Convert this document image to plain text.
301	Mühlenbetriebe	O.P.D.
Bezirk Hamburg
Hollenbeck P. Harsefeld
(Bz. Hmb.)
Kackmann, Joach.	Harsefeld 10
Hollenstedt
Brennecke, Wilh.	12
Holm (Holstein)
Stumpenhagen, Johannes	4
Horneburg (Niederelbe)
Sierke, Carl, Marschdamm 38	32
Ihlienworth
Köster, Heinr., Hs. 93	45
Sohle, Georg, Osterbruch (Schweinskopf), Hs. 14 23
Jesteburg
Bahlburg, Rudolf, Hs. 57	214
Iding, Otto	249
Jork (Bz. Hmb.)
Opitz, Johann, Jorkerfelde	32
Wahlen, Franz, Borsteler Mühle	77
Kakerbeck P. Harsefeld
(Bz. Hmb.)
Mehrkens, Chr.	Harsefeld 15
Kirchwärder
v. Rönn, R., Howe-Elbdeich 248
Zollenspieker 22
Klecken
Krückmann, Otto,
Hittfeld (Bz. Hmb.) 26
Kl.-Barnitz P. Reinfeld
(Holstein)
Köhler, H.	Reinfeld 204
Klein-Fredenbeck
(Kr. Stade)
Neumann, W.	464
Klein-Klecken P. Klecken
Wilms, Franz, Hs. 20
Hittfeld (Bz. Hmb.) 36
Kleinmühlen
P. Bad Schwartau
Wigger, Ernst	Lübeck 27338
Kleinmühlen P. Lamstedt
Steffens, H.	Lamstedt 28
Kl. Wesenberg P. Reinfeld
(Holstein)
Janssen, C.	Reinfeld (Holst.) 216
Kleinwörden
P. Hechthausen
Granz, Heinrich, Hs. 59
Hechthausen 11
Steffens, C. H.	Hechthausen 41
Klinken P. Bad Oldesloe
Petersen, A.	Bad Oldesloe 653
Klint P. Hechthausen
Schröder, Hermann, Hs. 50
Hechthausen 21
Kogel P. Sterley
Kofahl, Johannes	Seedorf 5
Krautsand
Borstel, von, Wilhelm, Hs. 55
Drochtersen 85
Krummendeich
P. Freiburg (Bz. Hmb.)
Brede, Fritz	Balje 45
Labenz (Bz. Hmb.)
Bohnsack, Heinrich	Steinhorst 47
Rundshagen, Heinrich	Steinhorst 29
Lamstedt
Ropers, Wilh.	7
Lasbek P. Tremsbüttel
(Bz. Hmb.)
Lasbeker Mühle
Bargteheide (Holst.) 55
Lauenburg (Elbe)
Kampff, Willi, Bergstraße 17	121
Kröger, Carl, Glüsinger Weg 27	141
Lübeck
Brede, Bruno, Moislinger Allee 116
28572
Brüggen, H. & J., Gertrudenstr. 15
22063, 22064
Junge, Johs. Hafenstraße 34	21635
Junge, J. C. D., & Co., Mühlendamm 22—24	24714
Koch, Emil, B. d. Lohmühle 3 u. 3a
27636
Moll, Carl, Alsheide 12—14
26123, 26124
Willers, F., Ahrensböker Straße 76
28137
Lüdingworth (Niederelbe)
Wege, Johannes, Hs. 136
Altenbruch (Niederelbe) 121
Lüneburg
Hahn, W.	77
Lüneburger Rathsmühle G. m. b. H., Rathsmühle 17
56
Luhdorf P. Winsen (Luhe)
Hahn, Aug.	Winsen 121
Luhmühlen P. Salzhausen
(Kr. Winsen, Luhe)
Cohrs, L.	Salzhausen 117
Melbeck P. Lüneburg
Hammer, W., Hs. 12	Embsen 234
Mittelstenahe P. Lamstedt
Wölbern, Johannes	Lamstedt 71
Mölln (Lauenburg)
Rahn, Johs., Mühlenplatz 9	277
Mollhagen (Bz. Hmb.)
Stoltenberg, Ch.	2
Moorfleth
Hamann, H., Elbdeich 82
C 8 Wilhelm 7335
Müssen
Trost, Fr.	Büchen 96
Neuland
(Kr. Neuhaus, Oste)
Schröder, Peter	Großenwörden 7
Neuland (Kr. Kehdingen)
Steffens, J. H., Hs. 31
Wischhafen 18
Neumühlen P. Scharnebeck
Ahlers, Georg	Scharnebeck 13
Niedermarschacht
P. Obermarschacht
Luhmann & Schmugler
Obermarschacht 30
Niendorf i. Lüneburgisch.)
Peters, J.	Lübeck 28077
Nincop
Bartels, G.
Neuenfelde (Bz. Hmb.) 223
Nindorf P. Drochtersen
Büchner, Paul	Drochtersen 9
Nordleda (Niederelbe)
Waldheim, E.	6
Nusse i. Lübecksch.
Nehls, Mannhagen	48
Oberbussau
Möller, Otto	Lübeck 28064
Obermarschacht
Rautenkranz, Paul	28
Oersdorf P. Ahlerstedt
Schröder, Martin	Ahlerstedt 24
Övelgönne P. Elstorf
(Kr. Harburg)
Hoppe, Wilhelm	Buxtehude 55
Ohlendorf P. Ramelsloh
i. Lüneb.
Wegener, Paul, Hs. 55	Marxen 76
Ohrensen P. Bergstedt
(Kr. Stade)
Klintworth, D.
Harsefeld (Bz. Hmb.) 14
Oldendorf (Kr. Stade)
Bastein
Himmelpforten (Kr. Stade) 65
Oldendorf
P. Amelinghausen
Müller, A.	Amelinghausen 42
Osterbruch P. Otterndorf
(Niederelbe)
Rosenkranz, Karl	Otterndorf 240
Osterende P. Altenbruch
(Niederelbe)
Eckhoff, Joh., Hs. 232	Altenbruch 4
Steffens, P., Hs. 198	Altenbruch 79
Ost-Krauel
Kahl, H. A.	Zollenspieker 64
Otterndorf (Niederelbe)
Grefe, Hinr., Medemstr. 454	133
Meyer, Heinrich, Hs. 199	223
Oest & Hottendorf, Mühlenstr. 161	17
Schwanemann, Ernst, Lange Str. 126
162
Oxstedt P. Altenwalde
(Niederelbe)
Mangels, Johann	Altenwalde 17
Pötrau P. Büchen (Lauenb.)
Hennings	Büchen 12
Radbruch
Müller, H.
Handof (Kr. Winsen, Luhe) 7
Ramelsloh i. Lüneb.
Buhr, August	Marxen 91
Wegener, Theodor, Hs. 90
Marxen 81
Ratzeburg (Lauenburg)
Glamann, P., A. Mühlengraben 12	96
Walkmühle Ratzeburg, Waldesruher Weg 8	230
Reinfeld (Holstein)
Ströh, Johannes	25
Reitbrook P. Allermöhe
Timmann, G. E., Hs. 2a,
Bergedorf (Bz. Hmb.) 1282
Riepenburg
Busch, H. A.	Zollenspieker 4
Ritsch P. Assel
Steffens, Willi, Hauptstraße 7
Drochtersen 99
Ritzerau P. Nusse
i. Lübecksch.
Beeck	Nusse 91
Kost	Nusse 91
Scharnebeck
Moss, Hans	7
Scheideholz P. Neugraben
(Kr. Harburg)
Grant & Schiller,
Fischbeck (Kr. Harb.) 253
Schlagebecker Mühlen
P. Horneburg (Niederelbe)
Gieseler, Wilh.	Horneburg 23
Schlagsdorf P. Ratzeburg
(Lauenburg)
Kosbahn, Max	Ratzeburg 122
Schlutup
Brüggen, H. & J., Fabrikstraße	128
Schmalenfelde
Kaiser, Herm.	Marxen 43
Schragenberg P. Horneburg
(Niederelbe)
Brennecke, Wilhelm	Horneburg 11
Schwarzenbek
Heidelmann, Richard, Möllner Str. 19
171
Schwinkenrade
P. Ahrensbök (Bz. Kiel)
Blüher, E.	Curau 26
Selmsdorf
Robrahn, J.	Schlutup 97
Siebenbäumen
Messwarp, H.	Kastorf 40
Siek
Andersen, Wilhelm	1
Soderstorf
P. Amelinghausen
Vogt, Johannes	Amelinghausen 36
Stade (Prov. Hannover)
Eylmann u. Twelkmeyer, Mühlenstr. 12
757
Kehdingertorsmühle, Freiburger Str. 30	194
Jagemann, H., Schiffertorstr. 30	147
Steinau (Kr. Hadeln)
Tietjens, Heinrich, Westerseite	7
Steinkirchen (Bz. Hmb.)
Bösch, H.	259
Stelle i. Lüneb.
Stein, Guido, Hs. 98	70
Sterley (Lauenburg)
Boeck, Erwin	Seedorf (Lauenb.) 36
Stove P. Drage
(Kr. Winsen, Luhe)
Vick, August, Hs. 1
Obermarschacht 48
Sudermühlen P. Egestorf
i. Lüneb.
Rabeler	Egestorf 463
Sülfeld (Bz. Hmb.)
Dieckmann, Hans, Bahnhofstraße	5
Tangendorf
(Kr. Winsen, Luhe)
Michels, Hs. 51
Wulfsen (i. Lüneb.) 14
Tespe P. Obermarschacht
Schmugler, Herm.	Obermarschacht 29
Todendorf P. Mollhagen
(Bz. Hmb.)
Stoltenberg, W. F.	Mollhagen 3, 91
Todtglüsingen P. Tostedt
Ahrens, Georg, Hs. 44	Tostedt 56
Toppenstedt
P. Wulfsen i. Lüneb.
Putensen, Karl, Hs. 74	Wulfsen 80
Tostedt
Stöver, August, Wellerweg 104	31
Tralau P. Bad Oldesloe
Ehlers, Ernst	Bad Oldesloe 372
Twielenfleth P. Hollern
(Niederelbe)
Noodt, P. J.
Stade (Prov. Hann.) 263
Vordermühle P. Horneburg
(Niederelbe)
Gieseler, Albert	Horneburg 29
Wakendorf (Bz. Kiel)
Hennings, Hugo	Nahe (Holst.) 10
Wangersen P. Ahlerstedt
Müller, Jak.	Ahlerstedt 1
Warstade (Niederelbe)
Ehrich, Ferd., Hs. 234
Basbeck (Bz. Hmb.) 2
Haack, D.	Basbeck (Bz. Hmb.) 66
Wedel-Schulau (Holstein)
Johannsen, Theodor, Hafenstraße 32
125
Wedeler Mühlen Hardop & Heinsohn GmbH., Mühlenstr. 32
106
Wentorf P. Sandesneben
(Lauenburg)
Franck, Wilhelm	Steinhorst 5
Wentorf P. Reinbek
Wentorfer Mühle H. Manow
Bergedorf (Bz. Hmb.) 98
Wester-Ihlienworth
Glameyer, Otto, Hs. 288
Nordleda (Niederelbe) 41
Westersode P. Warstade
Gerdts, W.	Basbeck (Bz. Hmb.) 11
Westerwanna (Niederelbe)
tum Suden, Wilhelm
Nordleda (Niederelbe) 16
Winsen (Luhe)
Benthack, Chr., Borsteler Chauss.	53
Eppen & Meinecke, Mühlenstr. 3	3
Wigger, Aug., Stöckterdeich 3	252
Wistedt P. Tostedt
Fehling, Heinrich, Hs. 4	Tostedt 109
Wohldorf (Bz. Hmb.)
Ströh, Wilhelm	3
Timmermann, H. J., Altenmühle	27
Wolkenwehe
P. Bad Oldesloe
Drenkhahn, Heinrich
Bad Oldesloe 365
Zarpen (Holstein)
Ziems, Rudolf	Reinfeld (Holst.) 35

- - - - -

Looking at the records above, report how many lines contain the word "Elbdeich". Answer with the number only.

2